◆ EXERCISE AIM ◆
Repeat the listing in full. Nothing may be added or left out.

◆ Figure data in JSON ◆
=-=-=

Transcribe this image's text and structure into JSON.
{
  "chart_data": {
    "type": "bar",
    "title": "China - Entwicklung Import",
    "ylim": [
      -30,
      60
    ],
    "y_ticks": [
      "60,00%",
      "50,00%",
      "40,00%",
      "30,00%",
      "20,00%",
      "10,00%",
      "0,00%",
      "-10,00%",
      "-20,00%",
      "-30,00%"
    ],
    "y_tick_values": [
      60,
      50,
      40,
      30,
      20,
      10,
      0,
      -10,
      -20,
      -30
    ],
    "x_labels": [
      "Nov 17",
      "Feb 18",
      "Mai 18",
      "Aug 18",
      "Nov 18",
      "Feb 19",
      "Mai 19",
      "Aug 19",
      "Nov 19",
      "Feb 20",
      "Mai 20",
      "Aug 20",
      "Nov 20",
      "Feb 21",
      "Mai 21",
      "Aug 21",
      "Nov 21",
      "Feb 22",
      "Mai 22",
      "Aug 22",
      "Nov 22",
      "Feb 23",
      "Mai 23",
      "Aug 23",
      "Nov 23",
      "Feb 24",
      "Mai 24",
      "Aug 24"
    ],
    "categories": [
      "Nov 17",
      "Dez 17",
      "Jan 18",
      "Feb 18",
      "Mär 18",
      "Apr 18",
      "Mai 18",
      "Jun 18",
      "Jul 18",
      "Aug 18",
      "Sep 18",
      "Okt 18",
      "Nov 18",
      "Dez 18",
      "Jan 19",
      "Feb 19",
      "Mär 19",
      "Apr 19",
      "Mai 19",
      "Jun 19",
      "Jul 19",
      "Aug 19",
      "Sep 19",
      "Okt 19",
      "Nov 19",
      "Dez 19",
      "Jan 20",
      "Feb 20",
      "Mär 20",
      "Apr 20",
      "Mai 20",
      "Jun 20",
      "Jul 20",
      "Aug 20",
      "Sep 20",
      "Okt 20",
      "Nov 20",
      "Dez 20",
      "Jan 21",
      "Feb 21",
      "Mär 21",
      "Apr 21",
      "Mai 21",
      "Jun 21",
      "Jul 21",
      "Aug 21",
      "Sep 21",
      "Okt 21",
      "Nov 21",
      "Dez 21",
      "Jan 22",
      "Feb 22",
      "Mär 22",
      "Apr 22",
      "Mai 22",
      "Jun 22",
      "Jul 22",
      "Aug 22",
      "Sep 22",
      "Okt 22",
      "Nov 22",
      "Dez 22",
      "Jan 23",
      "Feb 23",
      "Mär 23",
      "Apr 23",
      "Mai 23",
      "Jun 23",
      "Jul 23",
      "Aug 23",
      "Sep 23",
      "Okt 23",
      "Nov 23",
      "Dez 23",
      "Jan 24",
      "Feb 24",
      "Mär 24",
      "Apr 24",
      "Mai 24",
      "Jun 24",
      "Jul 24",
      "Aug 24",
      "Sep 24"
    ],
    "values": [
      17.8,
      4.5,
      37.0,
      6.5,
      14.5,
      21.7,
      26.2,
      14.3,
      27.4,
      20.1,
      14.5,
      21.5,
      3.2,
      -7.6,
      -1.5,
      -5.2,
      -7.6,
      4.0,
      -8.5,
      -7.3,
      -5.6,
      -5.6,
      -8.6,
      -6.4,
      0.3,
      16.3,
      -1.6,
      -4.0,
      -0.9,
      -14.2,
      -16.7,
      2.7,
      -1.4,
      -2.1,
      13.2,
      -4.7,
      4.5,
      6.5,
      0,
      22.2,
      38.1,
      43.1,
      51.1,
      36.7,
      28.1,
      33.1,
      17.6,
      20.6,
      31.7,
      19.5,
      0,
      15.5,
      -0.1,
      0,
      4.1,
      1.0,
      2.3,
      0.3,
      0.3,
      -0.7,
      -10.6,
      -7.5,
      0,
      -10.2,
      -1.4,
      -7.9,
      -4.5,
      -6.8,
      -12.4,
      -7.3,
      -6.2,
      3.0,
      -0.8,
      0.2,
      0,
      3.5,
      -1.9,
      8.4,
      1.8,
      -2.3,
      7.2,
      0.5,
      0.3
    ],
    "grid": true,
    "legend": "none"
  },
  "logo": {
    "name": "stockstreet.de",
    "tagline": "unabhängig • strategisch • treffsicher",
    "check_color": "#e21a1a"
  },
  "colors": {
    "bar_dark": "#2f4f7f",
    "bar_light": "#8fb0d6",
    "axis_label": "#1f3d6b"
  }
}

=-=-=

◆ RESULT ◆
Transcribe this image's text and structure into JSON.
{
  "chart_data": {
    "type": "bar",
    "title": "China - Entwicklung Import",
    "ylim": [
      -30,
      60
    ],
    "y_ticks": [
      "60,00%",
      "50,00%",
      "40,00%",
      "30,00%",
      "20,00%",
      "10,00%",
      "0,00%",
      "-10,00%",
      "-20,00%",
      "-30,00%"
    ],
    "y_tick_values": [
      60,
      50,
      40,
      30,
      20,
      10,
      0,
      -10,
      -20,
      -30
    ],
    "x_labels": [
      "Nov 17",
      "Feb 18",
      "Mai 18",
      "Aug 18",
      "Nov 18",
      "Feb 19",
      "Mai 19",
      "Aug 19",
      "Nov 19",
      "Feb 20",
      "Mai 20",
      "Aug 20",
      "Nov 20",
      "Feb 21",
      "Mai 21",
      "Aug 21",
      "Nov 21",
      "Feb 22",
      "Mai 22",
      "Aug 22",
      "Nov 22",
      "Feb 23",
      "Mai 23",
      "Aug 23",
      "Nov 23",
      "Feb 24",
      "Mai 24",
      "Aug 24"
    ],
    "categories": [
      "Nov 17",
      "Dez 17",
      "Jan 18",
      "Feb 18",
      "Mär 18",
      "Apr 18",
      "Mai 18",
      "Jun 18",
      "Jul 18",
      "Aug 18",
      "Sep 18",
      "Okt 18",
      "Nov 18",
      "Dez 18",
      "Jan 19",
      "Feb 19",
      "Mär 19",
      "Apr 19",
      "Mai 19",
      "Jun 19",
      "Jul 19",
      "Aug 19",
      "Sep 19",
      "Okt 19",
      "Nov 19",
      "Dez 19",
      "Jan 20",
      "Feb 20",
      "Mär 20",
      "Apr 20",
      "Mai 20",
      "Jun 20",
      "Jul 20",
      "Aug 20",
      "Sep 20",
      "Okt 20",
      "Nov 20",
      "Dez 20",
      "Jan 21",
      "Feb 21",
      "Mär 21",
      "Apr 21",
      "Mai 21",
      "Jun 21",
      "Jul 21",
      "Aug 21",
      "Sep 21",
      "Okt 21",
      "Nov 21",
      "Dez 21",
      "Jan 22",
      "Feb 22",
      "Mär 22",
      "Apr 22",
      "Mai 22",
      "Jun 22",
      "Jul 22",
      "Aug 22",
      "Sep 22",
      "Okt 22",
      "Nov 22",
      "Dez 22",
      "Jan 23",
      "Feb 23",
      "Mär 23",
      "Apr 23",
      "Mai 23",
      "Jun 23",
      "Jul 23",
      "Aug 23",
      "Sep 23",
      "Okt 23",
      "Nov 23",
      "Dez 23",
      "Jan 24",
      "Feb 24",
      "Mär 24",
      "Apr 24",
      "Mai 24",
      "Jun 24",
      "Jul 24",
      "Aug 24",
      "Sep 24"
    ],
    "values": [
      17.8,
      4.5,
      37.0,
      6.5,
      14.5,
      21.7,
      26.2,
      14.3,
      27.4,
      20.1,
      14.5,
      21.5,
      3.2,
      -7.6,
      -1.5,
      -5.2,
      -7.6,
      4.0,
      -8.5,
      -7.3,
      -5.6,
      -5.6,
      -8.6,
      -6.4,
      0.3,
      16.3,
      -1.6,
      -4.0,
      -0.9,
      -14.2,
      -16.7,
      2.7,
      -1.4,
      -2.1,
      13.2,
      -4.7,
      4.5,
      6.5,
      0,
      22.2,
      38.1,
      43.1,
      51.1,
      36.7,
      28.1,
      33.1,
      17.6,
      20.6,
      31.7,
      19.5,
      0,
      15.5,
      -0.1,
      0,
      4.1,
      1.0,
      2.3,
      0.3,
      0.3,
      -0.7,
      -10.6,
      -7.5,
      0,
      -10.2,
      -1.4,
      -7.9,
      -4.5,
      -6.8,
      -12.4,
      -7.3,
      -6.2,
      3.0,
      -0.8,
      0.2,
      0,
      3.5,
      -1.9,
      8.4,
      1.8,
      -2.3,
      7.2,
      0.5,
      0.3
    ],
    "grid": true,
    "legend": "none"
  },
  "logo": {
    "name": "stockstreet.de",
    "tagline": "unabhängig • strategisch • treffsicher",
    "check_color": "#e21a1a"
  },
  "colors": {
    "bar_dark": "#2f4f7f",
    "bar_light": "#8fb0d6",
    "axis_label": "#1f3d6b"
  }
}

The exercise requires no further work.